◆ ENTRIES PROVIDED ◆
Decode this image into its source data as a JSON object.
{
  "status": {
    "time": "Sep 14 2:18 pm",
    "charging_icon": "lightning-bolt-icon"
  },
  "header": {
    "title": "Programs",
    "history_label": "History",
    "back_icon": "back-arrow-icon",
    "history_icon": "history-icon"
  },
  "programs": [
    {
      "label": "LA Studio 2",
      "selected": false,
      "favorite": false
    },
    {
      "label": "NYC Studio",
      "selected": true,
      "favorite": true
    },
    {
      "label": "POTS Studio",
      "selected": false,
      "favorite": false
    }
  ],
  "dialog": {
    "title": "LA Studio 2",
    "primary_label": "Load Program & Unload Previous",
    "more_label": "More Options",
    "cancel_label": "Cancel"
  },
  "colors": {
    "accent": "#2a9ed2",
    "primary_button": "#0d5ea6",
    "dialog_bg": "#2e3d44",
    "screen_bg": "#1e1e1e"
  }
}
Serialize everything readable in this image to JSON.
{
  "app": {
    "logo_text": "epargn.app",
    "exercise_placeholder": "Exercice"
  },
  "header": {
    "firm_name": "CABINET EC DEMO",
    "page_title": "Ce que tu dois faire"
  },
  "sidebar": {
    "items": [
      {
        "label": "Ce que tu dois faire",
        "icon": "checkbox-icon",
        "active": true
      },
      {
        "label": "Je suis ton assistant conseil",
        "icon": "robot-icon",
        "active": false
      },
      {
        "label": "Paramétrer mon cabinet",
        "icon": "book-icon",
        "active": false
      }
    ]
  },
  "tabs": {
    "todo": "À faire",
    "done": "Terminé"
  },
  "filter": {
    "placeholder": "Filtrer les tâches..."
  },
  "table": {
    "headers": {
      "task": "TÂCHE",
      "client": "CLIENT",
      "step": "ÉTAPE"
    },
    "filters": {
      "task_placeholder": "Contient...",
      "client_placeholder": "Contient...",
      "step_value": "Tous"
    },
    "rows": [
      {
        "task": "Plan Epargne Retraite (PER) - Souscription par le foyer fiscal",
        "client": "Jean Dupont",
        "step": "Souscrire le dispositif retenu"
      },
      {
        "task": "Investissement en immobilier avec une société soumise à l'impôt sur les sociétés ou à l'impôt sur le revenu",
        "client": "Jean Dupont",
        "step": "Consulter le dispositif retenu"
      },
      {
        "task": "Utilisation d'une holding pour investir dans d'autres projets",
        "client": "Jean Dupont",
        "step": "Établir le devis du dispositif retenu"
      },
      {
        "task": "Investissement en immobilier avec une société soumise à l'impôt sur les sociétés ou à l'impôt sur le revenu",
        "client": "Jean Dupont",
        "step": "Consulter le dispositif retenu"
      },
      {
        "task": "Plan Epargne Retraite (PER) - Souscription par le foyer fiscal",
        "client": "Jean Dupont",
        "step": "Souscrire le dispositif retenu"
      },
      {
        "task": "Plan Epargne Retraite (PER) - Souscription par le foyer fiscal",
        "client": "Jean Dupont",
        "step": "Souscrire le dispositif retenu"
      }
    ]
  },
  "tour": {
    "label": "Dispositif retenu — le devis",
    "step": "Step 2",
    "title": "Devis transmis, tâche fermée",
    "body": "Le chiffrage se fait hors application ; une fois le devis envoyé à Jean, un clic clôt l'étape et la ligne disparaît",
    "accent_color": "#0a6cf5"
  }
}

◆ PROBLEM DETAILS ◆
Write out all of the records once more, exactly.

◆ ANSWER FOR THIS EXERCISE ◆
Decode this image into its source data as a JSON object.
{
  "status": {
    "time": "Sep 14 2:18 pm",
    "charging_icon": "lightning-bolt-icon"
  },
  "header": {
    "title": "Programs",
    "history_label": "History",
    "back_icon": "back-arrow-icon",
    "history_icon": "history-icon"
  },
  "programs": [
    {
      "label": "LA Studio 2",
      "selected": false,
      "favorite": false
    },
    {
      "label": "NYC Studio",
      "selected": true,
      "favorite": true
    },
    {
      "label": "POTS Studio",
      "selected": false,
      "favorite": false
    }
  ],
  "dialog": {
    "title": "LA Studio 2",
    "primary_label": "Load Program & Unload Previous",
    "more_label": "More Options",
    "cancel_label": "Cancel"
  },
  "colors": {
    "accent": "#2a9ed2",
    "primary_button": "#0d5ea6",
    "dialog_bg": "#2e3d44",
    "screen_bg": "#1e1e1e"
  }
}
Serialize everything readable in this image to JSON.
{
  "app": {
    "logo_text": "epargn.app",
    "exercise_placeholder": "Exercice"
  },
  "header": {
    "firm_name": "CABINET EC DEMO",
    "page_title": "Ce que tu dois faire"
  },
  "sidebar": {
    "items": [
      {
        "label": "Ce que tu dois faire",
        "icon": "checkbox-icon",
        "active": true
      },
      {
        "label": "Je suis ton assistant conseil",
        "icon": "robot-icon",
        "active": false
      },
      {
        "label": "Paramétrer mon cabinet",
        "icon": "book-icon",
        "active": false
      }
    ]
  },
  "tabs": {
    "todo": "À faire",
    "done": "Terminé"
  },
  "filter": {
    "placeholder": "Filtrer les tâches..."
  },
  "table": {
    "headers": {
      "task": "TÂCHE",
      "client": "CLIENT",
      "step": "ÉTAPE"
    },
    "filters": {
      "task_placeholder": "Contient...",
      "client_placeholder": "Contient...",
      "step_value": "Tous"
    },
    "rows": [
      {
        "task": "Plan Epargne Retraite (PER) - Souscription par le foyer fiscal",
        "client": "Jean Dupont",
        "step": "Souscrire le dispositif retenu"
      },
      {
        "task": "Investissement en immobilier avec une société soumise à l'impôt sur les sociétés ou à l'impôt sur le revenu",
        "client": "Jean Dupont",
        "step": "Consulter le dispositif retenu"
      },
      {
        "task": "Utilisation d'une holding pour investir dans d'autres projets",
        "client": "Jean Dupont",
        "step": "Établir le devis du dispositif retenu"
      },
      {
        "task": "Investissement en immobilier avec une société soumise à l'impôt sur les sociétés ou à l'impôt sur le revenu",
        "client": "Jean Dupont",
        "step": "Consulter le dispositif retenu"
      },
      {
        "task": "Plan Epargne Retraite (PER) - Souscription par le foyer fiscal",
        "client": "Jean Dupont",
        "step": "Souscrire le dispositif retenu"
      },
      {
        "task": "Plan Epargne Retraite (PER) - Souscription par le foyer fiscal",
        "client": "Jean Dupont",
        "step": "Souscrire le dispositif retenu"
      }
    ]
  },
  "tour": {
    "label": "Dispositif retenu — le devis",
    "step": "Step 2",
    "title": "Devis transmis, tâche fermée",
    "body": "Le chiffrage se fait hors application ; une fois le devis envoyé à Jean, un clic clôt l'étape et la ligne disparaît",
    "accent_color": "#0a6cf5"
  }
}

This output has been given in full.